**掲載文:**
机上の空論しかない、それもとんでもない計算間違いしか出来ない人間と話をしていたって、どうしようもない。ともかく、隣のサークルと話をして、どうするのかを確認するしかなかった。
9:50 死亡宣告
「シャッター開けるって言っているんですけれど…そっちには連絡行きました?」
「ええ、それで4列で流してくれって言っているんですけど…前、ちょっとしかありませんよねぇ」
「並べないと思うんですけれど」
「並べませんよねぇ…」
MTも、BZも、そしてSPも大騒ぎだった。
どう考えてもうまく行くとは思えない列を作る計画を聞かされて、しかも、通り一遍のことを言うと、スタッフは去っていってしまい、
- いったい全体どれだけのスタッフが来るのか?
- 何をしてくれるのか?
- そもそも何かの役に立つのか?
それらの疑問の全てに対して回答はゼロの状態だった。
そしてだ。
HIGH RISKぐらいならともかくだ。横の3つのサークルは少なくとも、数千人単位で人を集めてしまう人気サークルだ。このまま開催すれば、全く誰も身動き出来なくなり、下手をしたら机が倒れたりすることも十分に想像出来た。
誰もが「ヤバイ」と感じ始めていた。
だから、そんなこんなで、残り10分の段階になって「少なくとも自分たちのサークルだけでもひどい目に遭わないようにしよう」という話を、僕は、そのあたりにいたコミケ・レヴォなどのスタッフ(主にミスターB、ハードボイルドKG、ファンキーHM、その他モロモロ)と話し合いを始めていわけだ。
確かに、事前の情報から「まともなスタッフがおらず、何が起こるか分からない」ということは想像していたのは認める。
どれだけ混乱するのかを、興味しんしんにちょっとハスがかったイジワルな目で見ていたのも認めよう。そして、みんな半分見物がてら、冷やかしがてらに、それを見に来ていたのも認める。
だがだ。
少なくとも、サークルに通りいっぺんの説明をしたきり、それも「物理的に絶対に出来るとは思えない設定」をして、風のように去っていくとはまさに、全く・ひとつも想像出来ない事態だった。
そして、「いったい、何が起こるのか、どうするのか」と僕らが鳩首会談をしていたとき、またスタッフがやって来た。
「なんだなんだ、なにするんだ?」
何をするつもりなのかを見ていると…なんと、彼らはシャッターを開け始めた。
「うわっ もうシャッター開けるって、どないするんじゃあっ!」
まだ開場まで10分あって、何をするのかも決めていない状態でシャッターが開いてしまって、目の前にグチャグチャの人の塊が出来てしまったら、お手上げだ。
真っ青になっている僕らの前で、シャッターはゆっくりと開いていく。

**課題の内容:**
開場前の混乱を描いた掲載文を、最後の文の次から書き進めてください。 このあとのリストは、別の出典から集めたものです。

**収集データ:**

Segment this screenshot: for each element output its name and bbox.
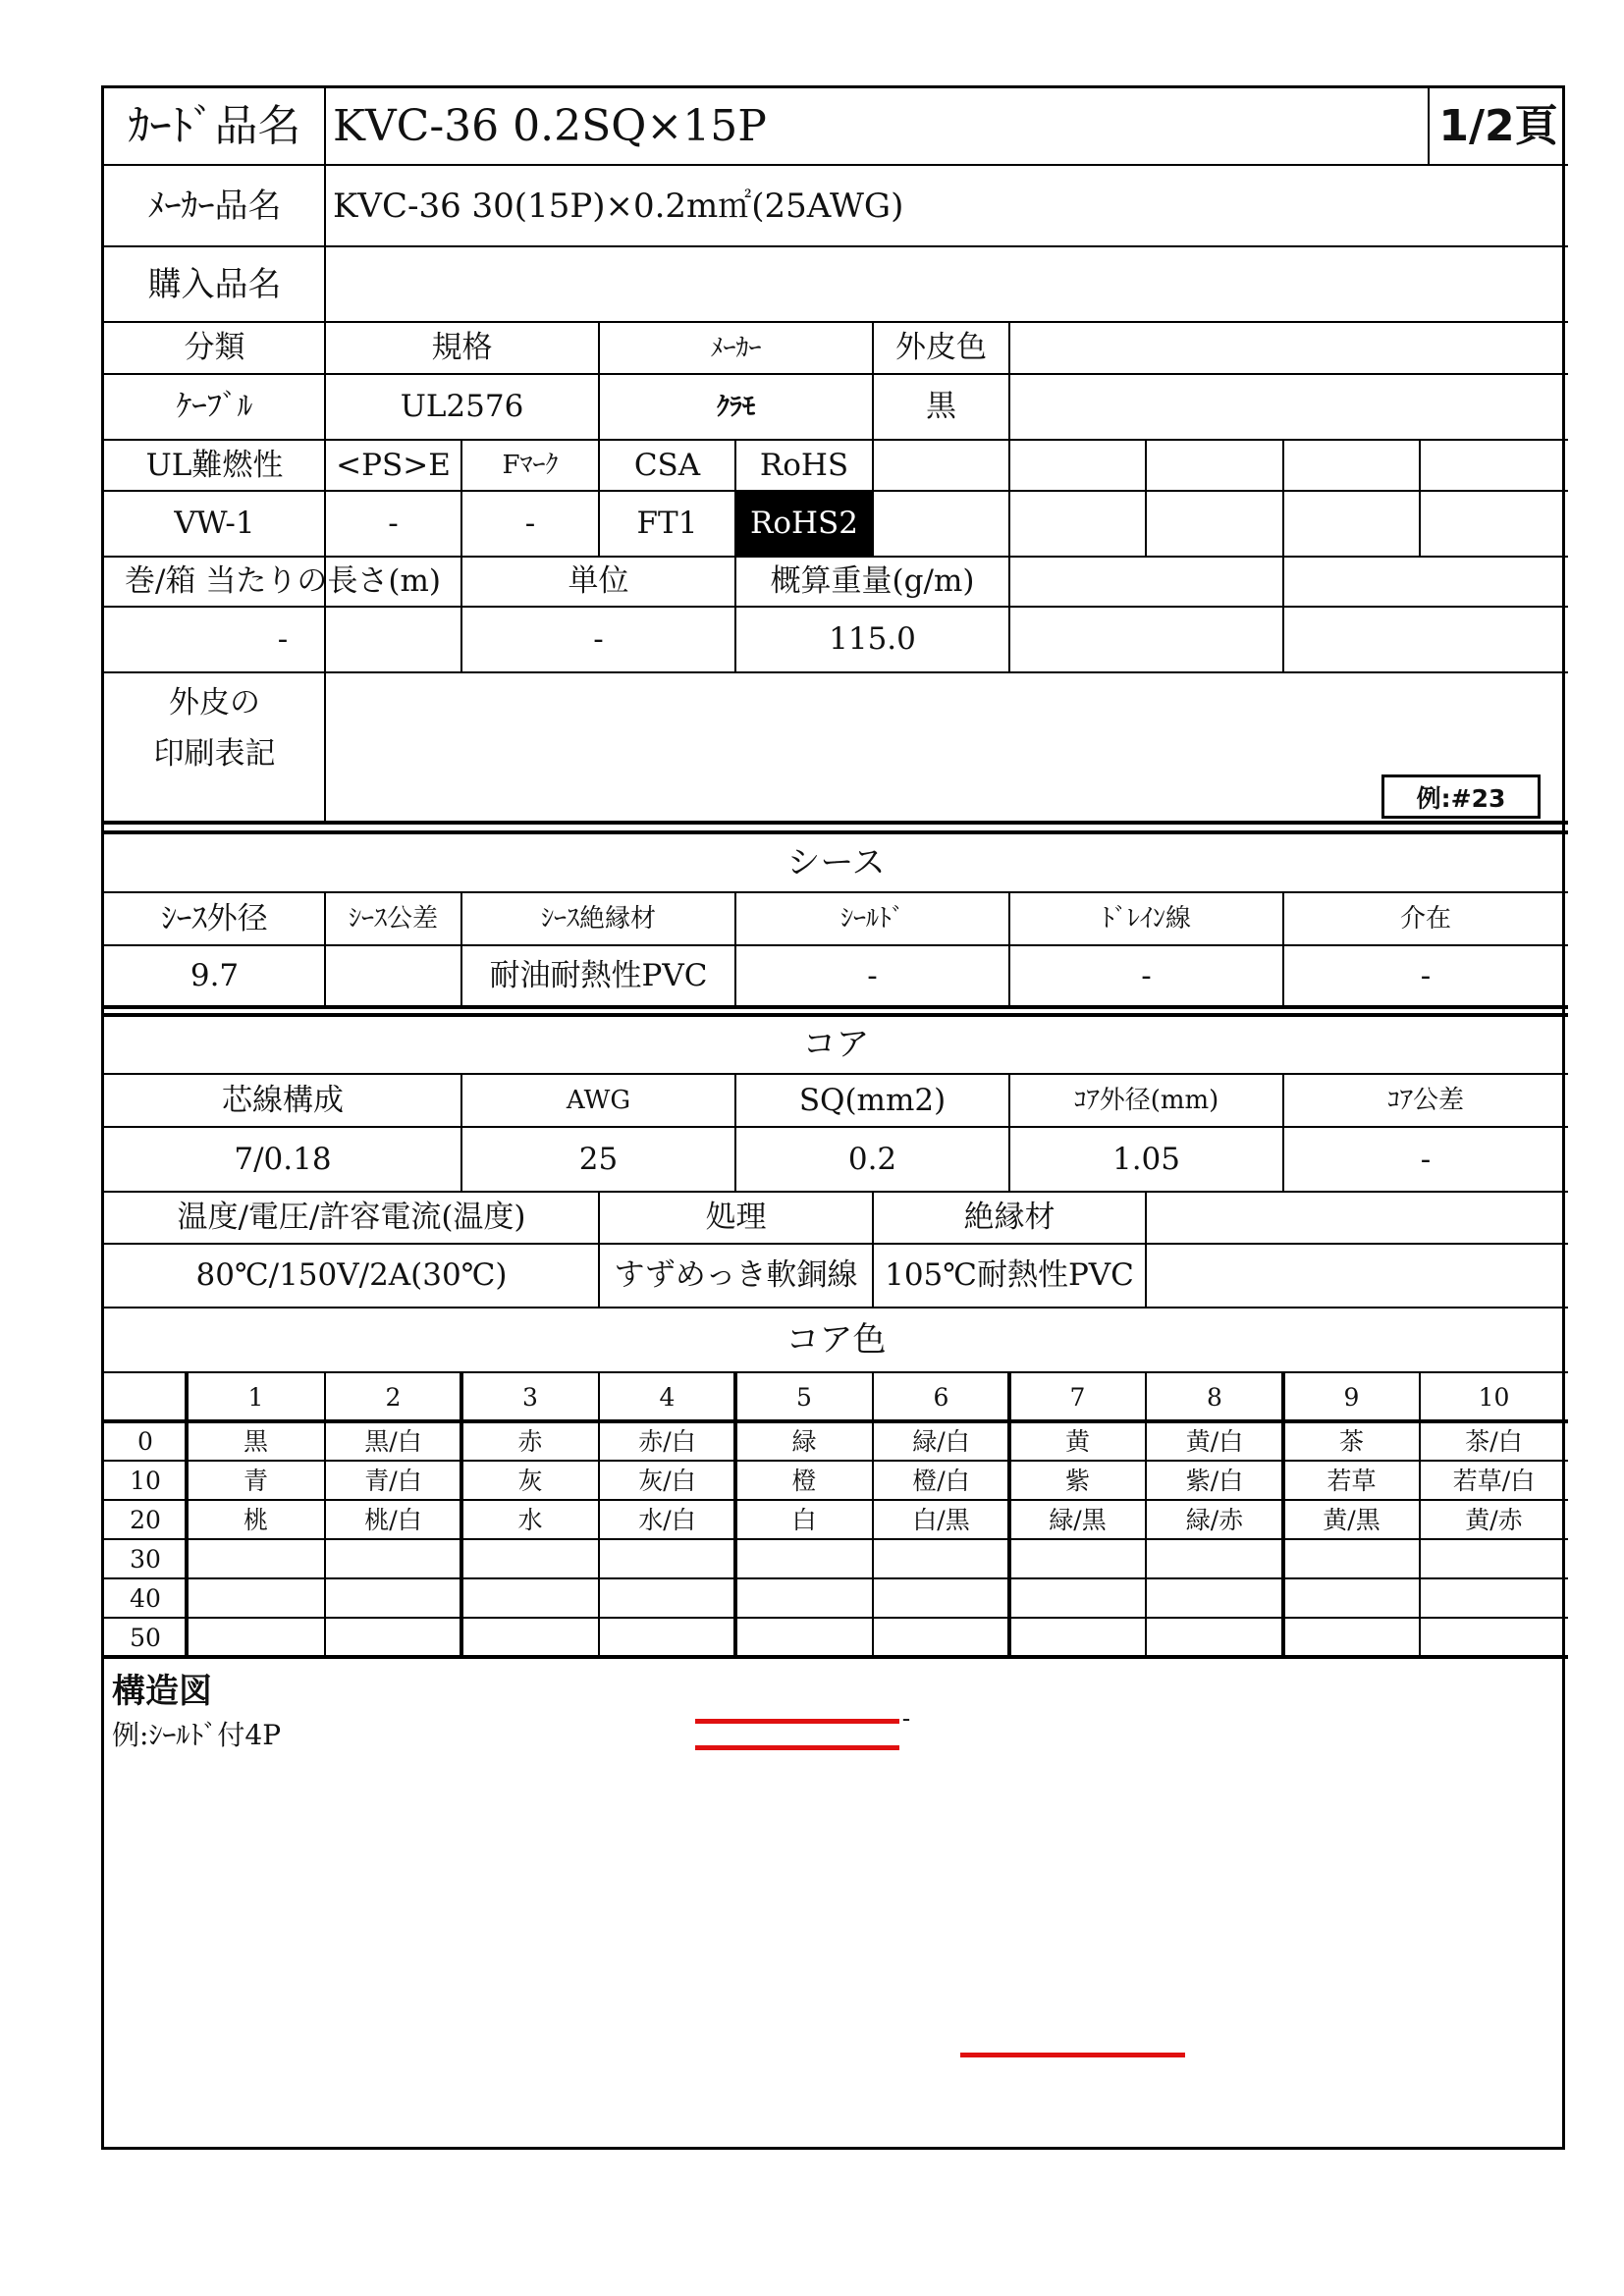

**課題の結果:**
風が強い日だったので、風が館内に吹き込み、本が飛びそうになり、サークルは大騒ぎになった。
そして、開いたシャッターの前には…なんと…カタログを買う一般参加者の列があった。
「これでどうして、混雑対応出来るのか、オレに言ってみろっ!」
僕は思わずスタッフに向かって怒鳴っていた。
その時、後ろから一言、ボソリとミスターBの声が聞こえた。
「あーあ、終わっちゃった」
9:52 混乱
僕ら、サークル関係者はシャッターが開けられたことで、大混乱に陥っていた。
そりゃ当たり前だ。
- どこから
- どんな風に
- 列を回していくのか
そういう議論・考え・事前の計画・説明、その他モロモロ一切なく、いきなりシャッターだけが開けられたのだ。後ろには、殺気だった買い込み部隊がいて、前は開いたシャッターと、呆然とカタログを買っている一般の列。
そして、シャッターを開けただけで、消えてしまったスタッフ。
この窮地に置かれて混乱しないわけはない。
「ともかくどうするか考えよう」
必死になっている僕らの所に、またスタッフがやってきた。
そして--
シャッターを閉め始めた。
閉まったシャッターを見ながら、僕らは呆然とした。なんのために開けて、なんのために閉めたのか、何も分からなかった。
そのとき--BZの机をドンと叩く音がした。後ろを見ると、ミスターBが机に両手をついていた。
「ねぇ、オレ、ここ仕切っちゃうよ? いい?」
みんなうなずいた。全員の顔がひきつっていた。
「そうしよう。そうじゃないと、オレ達死んじゃうよ」
ハードボイルドKGが言った。
「じゃあ、僕、SPとネゴ取ります。あと使えるメンツを使って、なんとかしましょうよ」
僕らは必死で計画を立て始めた。時間はもうほとんど残されていなかった。
10:00 大混乱
10時になったとき、僕らは大雑把に混雑対応の計画を立て、そしてそれに対応する用意は一応出来ていた。むろん、コミケやその他モロモロの『それなりにまともで、人が来る即売会』と比較すれば、粗雑極まりない計画だった。
だいたい前が狭すぎて、計画全体にもの凄く無理があるのもはっきりしていたし、それだけの列が入るのか、誰もが心配だった。余りに不確定要素は多かった。だが、少なくとも「何もない」よりはマシな計画なのは確かだった。
僕らは、不安はあったが、「なんとかなるかも知れない」と思いながら、開場を待っていた。だが…10時になっても、なんのインフォメーションもなく、そして開場される気配もなかった。(ついでに書くが、またまたシャッターも開いていた。全くどういうつもりだったんだろうか。シャッターを開け閉めするのが楽しかったのだろうか)。
どう考えても、なんの開場準備が終了しているとは思えない状態だったから、それも当たり前だったが、会場全体が異様なムードになりつつあった。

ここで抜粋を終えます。